## Start RECORDED INFORMATION

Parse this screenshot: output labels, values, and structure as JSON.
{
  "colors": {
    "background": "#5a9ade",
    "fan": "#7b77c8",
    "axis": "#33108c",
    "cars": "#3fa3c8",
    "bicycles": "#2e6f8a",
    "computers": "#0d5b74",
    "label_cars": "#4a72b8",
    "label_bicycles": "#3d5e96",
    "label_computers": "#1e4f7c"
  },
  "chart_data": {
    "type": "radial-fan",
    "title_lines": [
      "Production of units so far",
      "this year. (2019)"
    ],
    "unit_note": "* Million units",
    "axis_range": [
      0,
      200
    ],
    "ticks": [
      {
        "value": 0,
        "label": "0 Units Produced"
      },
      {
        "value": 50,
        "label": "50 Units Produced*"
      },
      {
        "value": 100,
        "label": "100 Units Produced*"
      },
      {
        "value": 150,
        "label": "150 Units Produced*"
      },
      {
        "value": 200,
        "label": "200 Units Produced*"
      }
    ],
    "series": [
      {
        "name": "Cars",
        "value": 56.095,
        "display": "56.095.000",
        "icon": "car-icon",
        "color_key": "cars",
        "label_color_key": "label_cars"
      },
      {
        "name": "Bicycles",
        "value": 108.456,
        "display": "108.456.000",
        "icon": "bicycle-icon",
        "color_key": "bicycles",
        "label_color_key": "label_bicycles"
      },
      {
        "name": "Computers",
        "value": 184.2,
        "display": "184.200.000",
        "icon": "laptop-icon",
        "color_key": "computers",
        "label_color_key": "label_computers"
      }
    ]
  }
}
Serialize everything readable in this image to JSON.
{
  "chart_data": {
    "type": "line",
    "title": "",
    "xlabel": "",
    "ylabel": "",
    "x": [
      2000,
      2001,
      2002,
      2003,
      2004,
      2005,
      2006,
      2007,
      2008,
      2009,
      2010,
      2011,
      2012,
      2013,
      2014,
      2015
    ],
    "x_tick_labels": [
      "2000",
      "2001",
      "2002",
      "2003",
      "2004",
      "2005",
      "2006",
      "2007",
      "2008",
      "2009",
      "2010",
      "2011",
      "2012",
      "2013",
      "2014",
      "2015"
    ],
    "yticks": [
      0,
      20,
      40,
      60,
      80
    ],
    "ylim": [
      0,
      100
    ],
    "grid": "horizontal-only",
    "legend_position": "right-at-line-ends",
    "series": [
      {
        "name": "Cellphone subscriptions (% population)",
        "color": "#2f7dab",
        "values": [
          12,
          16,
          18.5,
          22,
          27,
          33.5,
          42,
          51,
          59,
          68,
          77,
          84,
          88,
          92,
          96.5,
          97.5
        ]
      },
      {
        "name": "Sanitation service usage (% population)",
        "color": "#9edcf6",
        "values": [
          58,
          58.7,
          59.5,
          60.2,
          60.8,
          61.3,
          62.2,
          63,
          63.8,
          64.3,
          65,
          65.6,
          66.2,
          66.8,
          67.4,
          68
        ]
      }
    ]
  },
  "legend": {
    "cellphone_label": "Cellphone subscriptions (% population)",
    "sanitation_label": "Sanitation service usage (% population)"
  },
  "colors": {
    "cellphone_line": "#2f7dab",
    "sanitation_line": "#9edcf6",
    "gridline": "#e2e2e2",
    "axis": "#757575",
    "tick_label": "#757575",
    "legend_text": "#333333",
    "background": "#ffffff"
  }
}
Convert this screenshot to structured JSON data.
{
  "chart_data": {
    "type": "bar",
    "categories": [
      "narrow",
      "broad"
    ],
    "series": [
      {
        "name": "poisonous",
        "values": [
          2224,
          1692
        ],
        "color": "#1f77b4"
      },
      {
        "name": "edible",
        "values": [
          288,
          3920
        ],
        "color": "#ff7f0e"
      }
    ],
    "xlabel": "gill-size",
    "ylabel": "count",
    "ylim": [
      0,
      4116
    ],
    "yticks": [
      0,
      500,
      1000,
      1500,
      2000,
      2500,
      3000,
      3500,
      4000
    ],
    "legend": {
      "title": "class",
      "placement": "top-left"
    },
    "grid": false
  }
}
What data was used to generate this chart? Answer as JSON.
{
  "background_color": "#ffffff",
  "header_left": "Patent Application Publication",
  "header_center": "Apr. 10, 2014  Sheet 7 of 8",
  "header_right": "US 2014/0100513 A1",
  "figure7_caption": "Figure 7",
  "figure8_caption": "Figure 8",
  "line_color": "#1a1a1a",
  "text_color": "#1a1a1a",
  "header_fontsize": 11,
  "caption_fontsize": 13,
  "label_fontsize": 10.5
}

## End RECORDED INFORMATION

#### [PROBLEM]
Please restate the data word for word, every record included.

#### [EXERCISE OUTPUT]
Parse this screenshot: output labels, values, and structure as JSON.
{
  "colors": {
    "background": "#5a9ade",
    "fan": "#7b77c8",
    "axis": "#33108c",
    "cars": "#3fa3c8",
    "bicycles": "#2e6f8a",
    "computers": "#0d5b74",
    "label_cars": "#4a72b8",
    "label_bicycles": "#3d5e96",
    "label_computers": "#1e4f7c"
  },
  "chart_data": {
    "type": "radial-fan",
    "title_lines": [
      "Production of units so far",
      "this year. (2019)"
    ],
    "unit_note": "* Million units",
    "axis_range": [
      0,
      200
    ],
    "ticks": [
      {
        "value": 0,
        "label": "0 Units Produced"
      },
      {
        "value": 50,
        "label": "50 Units Produced*"
      },
      {
        "value": 100,
        "label": "100 Units Produced*"
      },
      {
        "value": 150,
        "label": "150 Units Produced*"
      },
      {
        "value": 200,
        "label": "200 Units Produced*"
      }
    ],
    "series": [
      {
        "name": "Cars",
        "value": 56.095,
        "display": "56.095.000",
        "icon": "car-icon",
        "color_key": "cars",
        "label_color_key": "label_cars"
      },
      {
        "name": "Bicycles",
        "value": 108.456,
        "display": "108.456.000",
        "icon": "bicycle-icon",
        "color_key": "bicycles",
        "label_color_key": "label_bicycles"
      },
      {
        "name": "Computers",
        "value": 184.2,
        "display": "184.200.000",
        "icon": "laptop-icon",
        "color_key": "computers",
        "label_color_key": "label_computers"
      }
    ]
  }
}
Serialize everything readable in this image to JSON.
{
  "chart_data": {
    "type": "line",
    "title": "",
    "xlabel": "",
    "ylabel": "",
    "x": [
      2000,
      2001,
      2002,
      2003,
      2004,
      2005,
      2006,
      2007,
      2008,
      2009,
      2010,
      2011,
      2012,
      2013,
      2014,
      2015
    ],
    "x_tick_labels": [
      "2000",
      "2001",
      "2002",
      "2003",
      "2004",
      "2005",
      "2006",
      "2007",
      "2008",
      "2009",
      "2010",
      "2011",
      "2012",
      "2013",
      "2014",
      "2015"
    ],
    "yticks": [
      0,
      20,
      40,
      60,
      80
    ],
    "ylim": [
      0,
      100
    ],
    "grid": "horizontal-only",
    "legend_position": "right-at-line-ends",
    "series": [
      {
        "name": "Cellphone subscriptions (% population)",
        "color": "#2f7dab",
        "values": [
          12,
          16,
          18.5,
          22,
          27,
          33.5,
          42,
          51,
          59,
          68,
          77,
          84,
          88,
          92,
          96.5,
          97.5
        ]
      },
      {
        "name": "Sanitation service usage (% population)",
        "color": "#9edcf6",
        "values": [
          58,
          58.7,
          59.5,
          60.2,
          60.8,
          61.3,
          62.2,
          63,
          63.8,
          64.3,
          65,
          65.6,
          66.2,
          66.8,
          67.4,
          68
        ]
      }
    ]
  },
  "legend": {
    "cellphone_label": "Cellphone subscriptions (% population)",
    "sanitation_label": "Sanitation service usage (% population)"
  },
  "colors": {
    "cellphone_line": "#2f7dab",
    "sanitation_line": "#9edcf6",
    "gridline": "#e2e2e2",
    "axis": "#757575",
    "tick_label": "#757575",
    "legend_text": "#333333",
    "background": "#ffffff"
  }
}
Convert this screenshot to structured JSON data.
{
  "chart_data": {
    "type": "bar",
    "categories": [
      "narrow",
      "broad"
    ],
    "series": [
      {
        "name": "poisonous",
        "values": [
          2224,
          1692
        ],
        "color": "#1f77b4"
      },
      {
        "name": "edible",
        "values": [
          288,
          3920
        ],
        "color": "#ff7f0e"
      }
    ],
    "xlabel": "gill-size",
    "ylabel": "count",
    "ylim": [
      0,
      4116
    ],
    "yticks": [
      0,
      500,
      1000,
      1500,
      2000,
      2500,
      3000,
      3500,
      4000
    ],
    "legend": {
      "title": "class",
      "placement": "top-left"
    },
    "grid": false
  }
}
What data was used to generate this chart? Answer as JSON.
{
  "background_color": "#ffffff",
  "header_left": "Patent Application Publication",
  "header_center": "Apr. 10, 2014  Sheet 7 of 8",
  "header_right": "US 2014/0100513 A1",
  "figure7_caption": "Figure 7",
  "figure8_caption": "Figure 8",
  "line_color": "#1a1a1a",
  "text_color": "#1a1a1a",
  "header_fontsize": 11,
  "caption_fontsize": 13,
  "label_fontsize": 10.5
}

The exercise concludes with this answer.